** TO BE DONE **
Track down the lines that contain "Height" and copy them.

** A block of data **
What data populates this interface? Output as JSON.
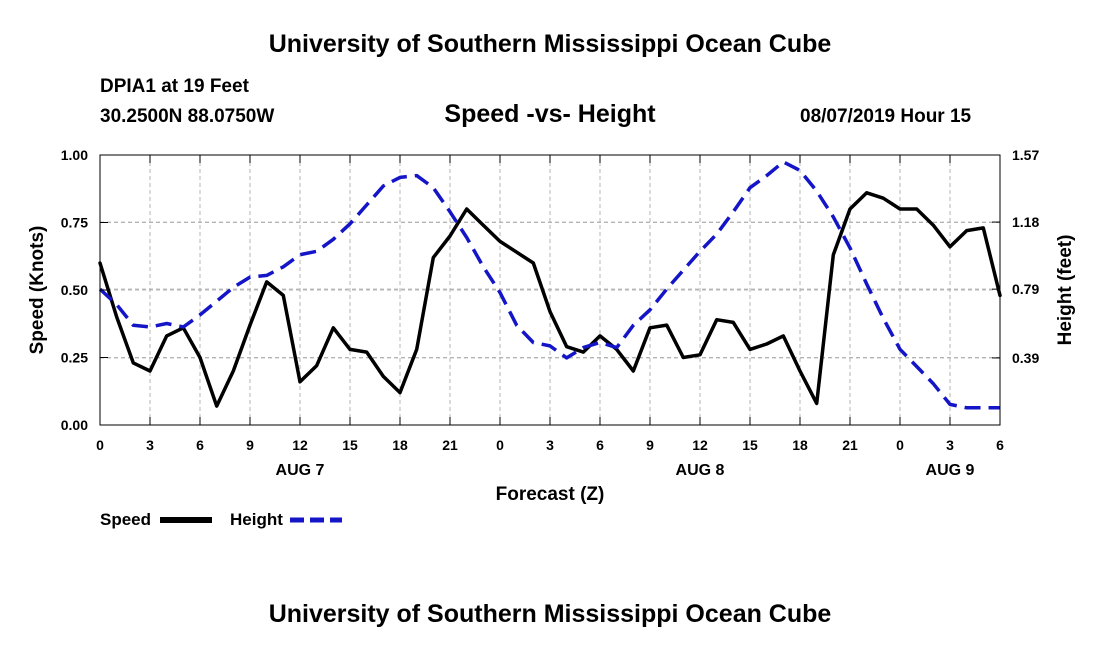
{
  "header": {
    "title": "University of Southern Mississippi Ocean Cube",
    "station": "DPIA1 at 19 Feet",
    "coords": "30.2500N 88.0750W",
    "datetime": "08/07/2019 Hour 15"
  },
  "footer": {
    "title": "University of Southern Mississippi Ocean Cube"
  },
  "chart_data": {
    "type": "line",
    "title": "Speed -vs- Height",
    "xlabel": "Forecast (Z)",
    "ylabel": "Speed (Knots)",
    "y2label": "Height (feet)",
    "xlim": [
      0,
      54
    ],
    "ylim": [
      0,
      1
    ],
    "y2lim": [
      0,
      1.57
    ],
    "x_ticks": [
      0,
      3,
      6,
      9,
      12,
      15,
      18,
      21,
      24,
      27,
      30,
      33,
      36,
      39,
      42,
      45,
      48,
      51,
      54
    ],
    "x_tick_labels": [
      "0",
      "3",
      "6",
      "9",
      "12",
      "15",
      "18",
      "21",
      "0",
      "3",
      "6",
      "9",
      "12",
      "15",
      "18",
      "21",
      "0",
      "3",
      "6"
    ],
    "y_ticks": [
      0,
      0.25,
      0.5,
      0.75,
      1.0
    ],
    "y_tick_labels": [
      "0.00",
      "0.25",
      "0.50",
      "0.75",
      "1.00"
    ],
    "y2_ticks": [
      0.39,
      0.79,
      1.18,
      1.57
    ],
    "y2_tick_labels": [
      "0.39",
      "0.79",
      "1.18",
      "1.57"
    ],
    "date_labels": [
      {
        "x": 12,
        "label": "AUG 7"
      },
      {
        "x": 36,
        "label": "AUG 8"
      },
      {
        "x": 51,
        "label": "AUG 9"
      }
    ],
    "grid": true,
    "legend": [
      {
        "name": "Speed",
        "color": "#000000",
        "style": "solid"
      },
      {
        "name": "Height",
        "color": "#1515c8",
        "style": "dashed"
      }
    ],
    "series": [
      {
        "name": "Speed",
        "axis": "left",
        "color": "#000000",
        "dash": "solid",
        "x": [
          0,
          1,
          2,
          3,
          4,
          5,
          6,
          7,
          8,
          9,
          10,
          11,
          12,
          13,
          14,
          15,
          16,
          17,
          18,
          19,
          20,
          21,
          22,
          23,
          24,
          25,
          26,
          27,
          28,
          29,
          30,
          31,
          32,
          33,
          34,
          35,
          36,
          37,
          38,
          39,
          40,
          41,
          42,
          43,
          44,
          45,
          46,
          47,
          48,
          49,
          50,
          51,
          52,
          53,
          54
        ],
        "values": [
          0.6,
          0.4,
          0.23,
          0.2,
          0.33,
          0.36,
          0.25,
          0.07,
          0.2,
          0.37,
          0.53,
          0.48,
          0.16,
          0.22,
          0.36,
          0.28,
          0.27,
          0.18,
          0.12,
          0.28,
          0.62,
          0.7,
          0.8,
          0.74,
          0.68,
          0.64,
          0.6,
          0.42,
          0.29,
          0.27,
          0.33,
          0.28,
          0.2,
          0.36,
          0.37,
          0.25,
          0.26,
          0.39,
          0.38,
          0.28,
          0.3,
          0.33,
          0.2,
          0.08,
          0.63,
          0.8,
          0.86,
          0.84,
          0.8,
          0.8,
          0.74,
          0.66,
          0.72,
          0.73,
          0.48
        ]
      },
      {
        "name": "Height",
        "axis": "right",
        "color": "#1515c8",
        "dash": "dashed",
        "x": [
          0,
          1,
          2,
          3,
          4,
          5,
          6,
          7,
          8,
          9,
          10,
          11,
          12,
          13,
          14,
          15,
          16,
          17,
          18,
          19,
          20,
          21,
          22,
          23,
          24,
          25,
          26,
          27,
          28,
          29,
          30,
          31,
          32,
          33,
          34,
          35,
          36,
          37,
          38,
          39,
          40,
          41,
          42,
          43,
          44,
          45,
          46,
          47,
          48,
          49,
          50,
          51,
          52,
          53,
          54
        ],
        "values": [
          0.79,
          0.7,
          0.58,
          0.57,
          0.59,
          0.57,
          0.64,
          0.72,
          0.8,
          0.86,
          0.87,
          0.92,
          0.99,
          1.01,
          1.08,
          1.17,
          1.28,
          1.39,
          1.44,
          1.45,
          1.38,
          1.24,
          1.09,
          0.92,
          0.77,
          0.58,
          0.48,
          0.46,
          0.39,
          0.45,
          0.48,
          0.45,
          0.58,
          0.67,
          0.79,
          0.9,
          1.01,
          1.11,
          1.24,
          1.38,
          1.45,
          1.53,
          1.48,
          1.36,
          1.21,
          1.03,
          0.82,
          0.62,
          0.44,
          0.34,
          0.24,
          0.12,
          0.1,
          0.1,
          0.1
        ]
      }
    ]
  }
}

** EXERCISE OUTPUT **
    "title": "Speed -vs- Height",
    "y2label": "Height (feet)",
        "name": "Height",
        "name": "Height",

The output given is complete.